**PROBLEM REQUIREMENTS:** Write every line out verbatim and omit the pictures.

BEGIN

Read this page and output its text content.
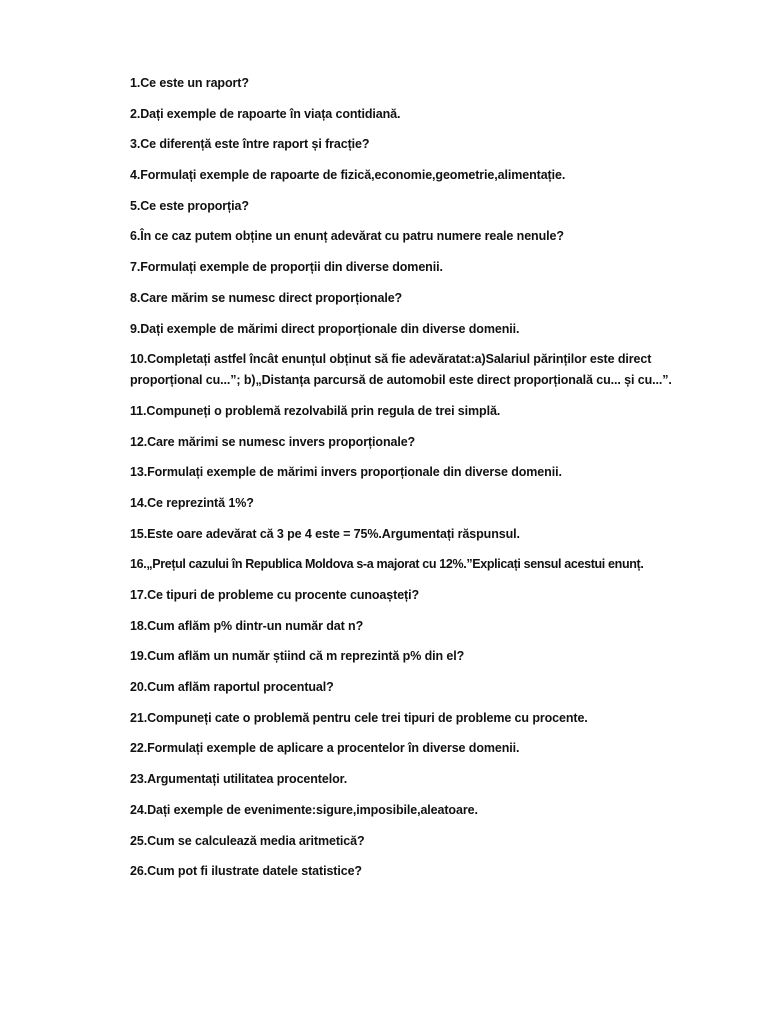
1.Ce este un raport?
2.Dați exemple de rapoarte în viața contidiană.
3.Ce diferență este între raport și fracție?
4.Formulați exemple de rapoarte de fizică,economie,geometrie,alimentație.
5.Ce este proporția?
6.În ce caz putem obține un enunț adevărat cu patru numere reale nenule?
7.Formulați exemple de proporții din diverse domenii.
8.Care mărim se numesc direct proporționale?
9.Dați exemple de mărimi direct proporționale din diverse domenii.
10.Completați astfel încât enunțul obținut să fie adevăratat:a)Salariul părinților este direct proporțional cu...”; b)„Distanța parcursă de automobil este direct proporțională cu... și cu...”.
11.Compuneți o problemă rezolvabilă prin regula de trei simplă.
12.Care mărimi se numesc invers proporționale?
13.Formulați exemple de mărimi invers proporționale din diverse domenii.
14.Ce reprezintă 1%?
15.Este oare adevărat că 3 pe 4 este = 75%.Argumentați răspunsul.
16.„Prețul cazului în Republica Moldova s-a majorat cu 12%.”Explicați sensul acestui enunț.
17.Ce tipuri de probleme cu procente cunoașteți?
18.Cum aflăm p% dintr-un număr dat n?
19.Cum aflăm un număr știind că m reprezintă p% din el?
20.Cum aflăm raportul procentual?
21.Compuneți cate o problemă pentru cele trei tipuri de probleme cu procente.
22.Formulați exemple de aplicare a procentelor în diverse domenii.
23.Argumentați utilitatea procentelor.
24.Dați exemple de evenimente:sigure,imposibile,aleatoare.
25.Cum se calculează media aritmetică?
26.Cum pot fi ilustrate datele statistice?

END

**CORRECT RESULT:**
Read this page and output its text content.
1.Ce este un raport?
2.Dați exemple de rapoarte în viața contidiană.
3.Ce diferență este între raport și fracție?
4.Formulați exemple de rapoarte de fizică,economie,geometrie,alimentație.
5.Ce este proporția?
6.În ce caz putem obține un enunț adevărat cu patru numere reale nenule?
7.Formulați exemple de proporții din diverse domenii.
8.Care mărim se numesc direct proporționale?
9.Dați exemple de mărimi direct proporționale din diverse domenii.
10.Completați astfel încât enunțul obținut să fie adevăratat:a)Salariul părinților este direct proporțional cu...”; b)„Distanța parcursă de automobil este direct proporțională cu... și cu...”.
11.Compuneți o problemă rezolvabilă prin regula de trei simplă.
12.Care mărimi se numesc invers proporționale?
13.Formulați exemple de mărimi invers proporționale din diverse domenii.
14.Ce reprezintă 1%?
15.Este oare adevărat că 3 pe 4 este = 75%.Argumentați răspunsul.
16.„Prețul cazului în Republica Moldova s-a majorat cu 12%.”Explicați sensul acestui enunț.
17.Ce tipuri de probleme cu procente cunoașteți?
18.Cum aflăm p% dintr-un număr dat n?
19.Cum aflăm un număr știind că m reprezintă p% din el?
20.Cum aflăm raportul procentual?
21.Compuneți cate o problemă pentru cele trei tipuri de probleme cu procente.
22.Formulați exemple de aplicare a procentelor în diverse domenii.
23.Argumentați utilitatea procentelor.
24.Dați exemple de evenimente:sigure,imposibile,aleatoare.
25.Cum se calculează media aritmetică?
26.Cum pot fi ilustrate datele statistice?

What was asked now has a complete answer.